◆ **EXCERPTED RECORDS**:
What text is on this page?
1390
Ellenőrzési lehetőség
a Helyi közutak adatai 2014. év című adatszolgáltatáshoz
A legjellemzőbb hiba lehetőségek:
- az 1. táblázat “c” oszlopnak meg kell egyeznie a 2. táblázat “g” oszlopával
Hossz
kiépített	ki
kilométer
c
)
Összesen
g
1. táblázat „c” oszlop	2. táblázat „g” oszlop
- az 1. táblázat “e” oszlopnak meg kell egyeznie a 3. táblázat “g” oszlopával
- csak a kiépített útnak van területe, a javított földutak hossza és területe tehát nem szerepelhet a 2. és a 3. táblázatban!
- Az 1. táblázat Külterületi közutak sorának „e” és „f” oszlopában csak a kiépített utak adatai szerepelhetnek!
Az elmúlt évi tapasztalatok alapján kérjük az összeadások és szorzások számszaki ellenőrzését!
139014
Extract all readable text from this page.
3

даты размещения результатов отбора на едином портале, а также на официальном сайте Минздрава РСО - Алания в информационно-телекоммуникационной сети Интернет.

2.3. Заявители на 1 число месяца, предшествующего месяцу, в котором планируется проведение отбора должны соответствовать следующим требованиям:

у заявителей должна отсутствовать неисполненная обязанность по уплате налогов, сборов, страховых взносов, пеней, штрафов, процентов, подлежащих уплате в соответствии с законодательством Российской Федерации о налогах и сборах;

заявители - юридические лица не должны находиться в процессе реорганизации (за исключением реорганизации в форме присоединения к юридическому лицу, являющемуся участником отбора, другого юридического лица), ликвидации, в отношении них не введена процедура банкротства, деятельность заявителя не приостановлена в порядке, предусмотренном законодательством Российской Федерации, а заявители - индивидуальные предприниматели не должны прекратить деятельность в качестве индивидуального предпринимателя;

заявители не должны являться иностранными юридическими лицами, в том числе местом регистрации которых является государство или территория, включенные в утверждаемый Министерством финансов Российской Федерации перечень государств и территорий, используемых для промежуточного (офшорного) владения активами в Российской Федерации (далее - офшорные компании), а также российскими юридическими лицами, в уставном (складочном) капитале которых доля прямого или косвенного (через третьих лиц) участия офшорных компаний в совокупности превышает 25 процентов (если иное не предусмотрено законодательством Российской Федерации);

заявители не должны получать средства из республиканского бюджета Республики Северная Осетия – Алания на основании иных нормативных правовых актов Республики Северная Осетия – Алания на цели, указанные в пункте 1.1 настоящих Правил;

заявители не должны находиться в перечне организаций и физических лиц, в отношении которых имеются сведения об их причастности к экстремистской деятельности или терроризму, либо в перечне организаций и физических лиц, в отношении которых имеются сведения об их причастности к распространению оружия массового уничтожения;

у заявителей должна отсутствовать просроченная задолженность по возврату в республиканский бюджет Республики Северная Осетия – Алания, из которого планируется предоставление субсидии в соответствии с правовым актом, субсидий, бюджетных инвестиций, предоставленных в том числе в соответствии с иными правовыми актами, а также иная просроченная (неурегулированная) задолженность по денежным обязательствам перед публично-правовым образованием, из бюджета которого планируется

◆ **GIVEN INSTRUCTION**: Out of the records, collect only those lines that contain the string "egyeznie".

◆ **EXERCISE RESPONSE**:
- az 1. táblázat “c” oszlopnak meg kell egyeznie a 2. táblázat “g” oszlopával
- az 1. táblázat “e” oszlopnak meg kell egyeznie a 3. táblázat “g” oszlopával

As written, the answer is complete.